■ Directions for this task: Output the material exactly, but drop every image it holds.

(Figure data in JSON)
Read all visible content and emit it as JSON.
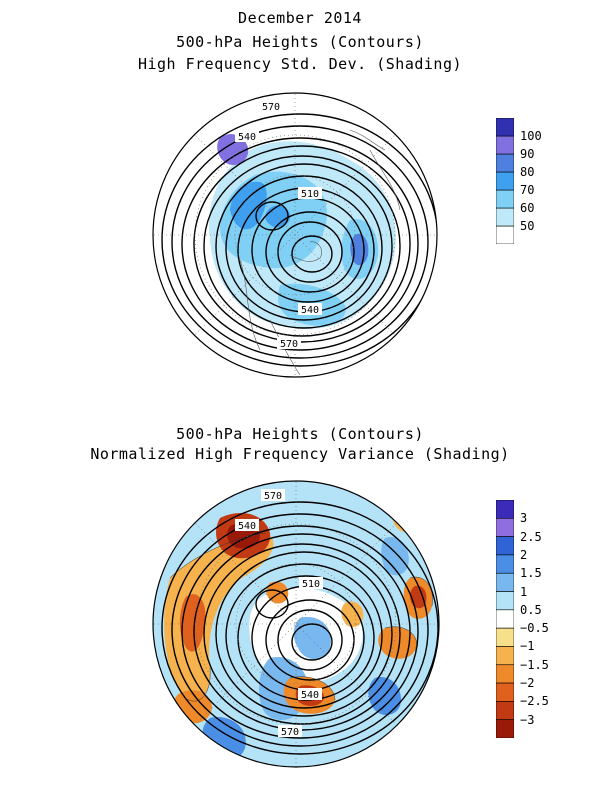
{
  "top_panel": {
    "title_lines": [
      "December 2014",
      "500-hPa Heights (Contours)",
      "High Frequency Std. Dev. (Shading)"
    ],
    "contour_labels": [
      "570",
      "540",
      "510",
      "540",
      "570"
    ],
    "colorbar": {
      "colors": [
        "#ffffff",
        "#bfe9f9",
        "#7fd0f4",
        "#3fa0f0",
        "#4f80e0",
        "#8070e0",
        "#3030b0"
      ],
      "labels": [
        "50",
        "60",
        "70",
        "80",
        "90",
        "100"
      ]
    }
  },
  "bottom_panel": {
    "title_lines": [
      "500-hPa Heights (Contours)",
      "Normalized High Frequency Variance (Shading)"
    ],
    "contour_labels": [
      "570",
      "540",
      "510",
      "540",
      "570"
    ],
    "colorbar": {
      "colors": [
        "#3a2bb8",
        "#8f6fe0",
        "#2f63d6",
        "#4a8ee6",
        "#79b8ef",
        "#b4e2f6",
        "#ffffff",
        "#f7e08a",
        "#f6b24d",
        "#ee8a2a",
        "#e0601e",
        "#c23a14",
        "#9a1a0a"
      ],
      "labels": [
        "3",
        "2.5",
        "2",
        "1.5",
        "1",
        "0.5",
        "−0.5",
        "−1",
        "−1.5",
        "−2",
        "−2.5",
        "−3"
      ]
    }
  }
}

■ Written response:
Read all visible content and emit it as JSON.
{
  "top_panel": {
    "title_lines": [
      "December 2014",
      "500-hPa Heights (Contours)",
      "High Frequency Std. Dev. (Shading)"
    ],
    "contour_labels": [
      "570",
      "540",
      "510",
      "540",
      "570"
    ],
    "colorbar": {
      "colors": [
        "#ffffff",
        "#bfe9f9",
        "#7fd0f4",
        "#3fa0f0",
        "#4f80e0",
        "#8070e0",
        "#3030b0"
      ],
      "labels": [
        "50",
        "60",
        "70",
        "80",
        "90",
        "100"
      ]
    }
  },
  "bottom_panel": {
    "title_lines": [
      "500-hPa Heights (Contours)",
      "Normalized High Frequency Variance (Shading)"
    ],
    "contour_labels": [
      "570",
      "540",
      "510",
      "540",
      "570"
    ],
    "colorbar": {
      "colors": [
        "#3a2bb8",
        "#8f6fe0",
        "#2f63d6",
        "#4a8ee6",
        "#79b8ef",
        "#b4e2f6",
        "#ffffff",
        "#f7e08a",
        "#f6b24d",
        "#ee8a2a",
        "#e0601e",
        "#c23a14",
        "#9a1a0a"
      ],
      "labels": [
        "3",
        "2.5",
        "2",
        "1.5",
        "1",
        "0.5",
        "−0.5",
        "−1",
        "−1.5",
        "−2",
        "−2.5",
        "−3"
      ]
    }
  }
}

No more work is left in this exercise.